NOTE: Some automatic antenna tuners in transceivers do not have the impedance range to tune the Model DX-CC on bands other than the covered ranges. An external wide range tuner may be required.




Unroll the DX-CC wire elements, removing any kinks that may have been induced during the packing operation. At each side of the center insulator you will find 3 wires:

A 80/40 15 meter wire with an ISO-RES coil and 6 stand-off insulators installed. (Approximately 41 ft. long)

B. 20 meter wire. (Approximately 16ft. long)

C. 10 meter wire. (Approximately 8 ft. long)

With the antenna wires laid out on the ground in a fully extended condition, run the 20 and 10-meter wires through the stand-offs as shown in FIG. 2 with the 20 meter wire running through the center holes of the 3 long stand-offs and through the bottom holes of the 3 short stand-offs. The end of the 20-meter wire should be twisted back on itself around the last stand-off for proper support, after being made taut. The 10-meter wire is run through the bottom holes on the 3 long stand-offs as shown. It is then twisted back on itself around the last long stand-off, after being made taut. All of the stand-offs should be spaced equally along the wires for best support. When all of the wires and stand-offs have been positioned properly, tightly wrap wire-ties around the top and bottom of each stand-off and antenna wire to prevent movement. See FIG. 2 for method. For the wire-ties, cut approx. 6" lengths from the 12-ft. coil of wire provided. Choose the arrangement for mounting your new DX-CC, (inverted vee, flat top dipole, etc.). If the inverted form is chosen cut a short length of the supplied rope to each end insulator of the DX-CC. Tie the remaining two pieces of rope to each end insulator of the DX-CC. Any 50-ohm coaxial cable may be employed for use with the DX-CC. We suggest the use of RG-213 as it is generally a good "buy" and will last many years. Installations where only low power operation is being used can get by with RG-58A/U or RG-8X type coax. If the inverted vee configuration is to be used, try to arrange the ends of your DX-CC so that when viewed from the side the angle at the apex of the antenna is 90 degrees between the two element wires – see Figure No. 1.

Exercises>
a - List every coaxial cable type named in the DX-CC antenna instructions.
b - Continue the DX-CC antenna instructions with the next step after the last sentence shown.
The listing that comes next is separate material, unrelated to the DX-CC antenna instructions.

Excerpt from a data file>
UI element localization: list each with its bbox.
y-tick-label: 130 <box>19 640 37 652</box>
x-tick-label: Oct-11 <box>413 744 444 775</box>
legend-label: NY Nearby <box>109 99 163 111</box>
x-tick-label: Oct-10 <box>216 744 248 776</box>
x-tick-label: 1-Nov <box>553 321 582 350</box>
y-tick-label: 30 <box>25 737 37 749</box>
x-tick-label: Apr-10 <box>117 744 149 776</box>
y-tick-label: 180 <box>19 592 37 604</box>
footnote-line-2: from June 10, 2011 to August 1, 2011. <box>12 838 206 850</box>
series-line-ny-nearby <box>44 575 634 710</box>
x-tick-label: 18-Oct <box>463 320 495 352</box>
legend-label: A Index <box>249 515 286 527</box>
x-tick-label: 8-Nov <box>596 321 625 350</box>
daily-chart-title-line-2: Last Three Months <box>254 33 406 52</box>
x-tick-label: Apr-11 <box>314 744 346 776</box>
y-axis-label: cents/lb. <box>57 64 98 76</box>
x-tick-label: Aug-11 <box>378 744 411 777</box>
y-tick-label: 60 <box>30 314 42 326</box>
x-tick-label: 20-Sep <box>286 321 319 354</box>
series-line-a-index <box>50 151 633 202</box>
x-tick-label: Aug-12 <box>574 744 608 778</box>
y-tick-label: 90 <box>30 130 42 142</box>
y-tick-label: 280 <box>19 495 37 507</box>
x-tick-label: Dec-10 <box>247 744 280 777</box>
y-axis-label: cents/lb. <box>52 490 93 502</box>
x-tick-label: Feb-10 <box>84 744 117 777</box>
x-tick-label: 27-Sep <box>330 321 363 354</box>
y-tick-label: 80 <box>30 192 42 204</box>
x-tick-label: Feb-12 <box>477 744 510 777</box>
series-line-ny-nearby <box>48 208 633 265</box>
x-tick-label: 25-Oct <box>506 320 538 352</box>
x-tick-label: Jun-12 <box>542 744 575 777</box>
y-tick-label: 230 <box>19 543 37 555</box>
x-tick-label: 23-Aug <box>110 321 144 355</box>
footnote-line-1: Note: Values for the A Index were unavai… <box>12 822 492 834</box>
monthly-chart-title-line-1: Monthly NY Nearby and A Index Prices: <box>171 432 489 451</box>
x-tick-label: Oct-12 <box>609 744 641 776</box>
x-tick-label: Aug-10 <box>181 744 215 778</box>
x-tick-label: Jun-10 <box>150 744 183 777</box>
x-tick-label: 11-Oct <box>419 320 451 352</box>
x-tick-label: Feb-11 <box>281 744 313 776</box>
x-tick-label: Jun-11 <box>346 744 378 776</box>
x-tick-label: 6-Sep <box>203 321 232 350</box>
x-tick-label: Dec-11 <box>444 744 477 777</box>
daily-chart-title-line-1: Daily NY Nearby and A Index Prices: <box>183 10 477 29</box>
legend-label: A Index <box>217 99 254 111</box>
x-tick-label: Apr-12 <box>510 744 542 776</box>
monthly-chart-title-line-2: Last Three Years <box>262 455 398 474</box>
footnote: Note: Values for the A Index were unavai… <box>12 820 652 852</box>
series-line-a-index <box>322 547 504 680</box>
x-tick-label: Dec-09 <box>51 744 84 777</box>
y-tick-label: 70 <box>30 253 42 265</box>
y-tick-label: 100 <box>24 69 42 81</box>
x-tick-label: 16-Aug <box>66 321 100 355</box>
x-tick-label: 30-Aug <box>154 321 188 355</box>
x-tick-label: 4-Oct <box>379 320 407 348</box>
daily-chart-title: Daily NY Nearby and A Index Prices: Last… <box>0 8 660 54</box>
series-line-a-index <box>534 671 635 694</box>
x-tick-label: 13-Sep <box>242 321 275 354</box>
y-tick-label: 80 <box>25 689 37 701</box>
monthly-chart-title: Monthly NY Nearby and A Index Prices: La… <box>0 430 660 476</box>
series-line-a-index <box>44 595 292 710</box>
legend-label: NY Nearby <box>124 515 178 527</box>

Answers to the exercises>
a - RG-213, RG-58A/U, RG-8X

b -
The two ISO-RES coils have been coated with very special polyurethane with UV light block polymer, and require no further coating or protection. A small amount of coax seal placed around the bare copper ends of the element wires (at the screws) on the coils would be helpful. When placing any coaxial sealant over the SO-239 coax connector on the bottom of the DX-CC center insulator, be certain not to cover the four drains holes provided to allow moisture release! When tying off the two ends of your DX-CC, allow a small amount of slack (or sag) in the system. Don’t cinch the elements down snug!



Your ALPHA DELTA DX-CC has been set at the factory for resonance within the 80, 40, 20, 15 and 10 meter bands. With proper installation, you should easily find the resonance points within these covered bands. The design of the DX-CC is such that the normal VSWR on 10 meters is approx. 2:1, with the VSWR on the other bands approaching 1.5:1 at resonance. The VSWR curve on 20, 15, and 10 meters is usually broad enough, depending upon the installation site, that fine tuning and trimming on these bands is not normally worth the effort. Additional radiation efficiency is typically not realized. If VSWR is higher than specified for you rig, just use an antenna tuner and enjoy the antenna as is! (No separate adjustment is available for 15 meters since it is a third harmonic of the 40-meter section).


*Should the installation be such that it is detuning the DX-CC, we recommend the use of an antenna tuner to cancel the reactances and achieve normal swr and resonance.

*We recommend the use of a good, wide range antenna tuner (matchbox) for use with the DX-CC on the 80M band. Many manufacturers offer such tuners for sale, or one may refer to any of the "handbooks" for a construct-it-yourself project!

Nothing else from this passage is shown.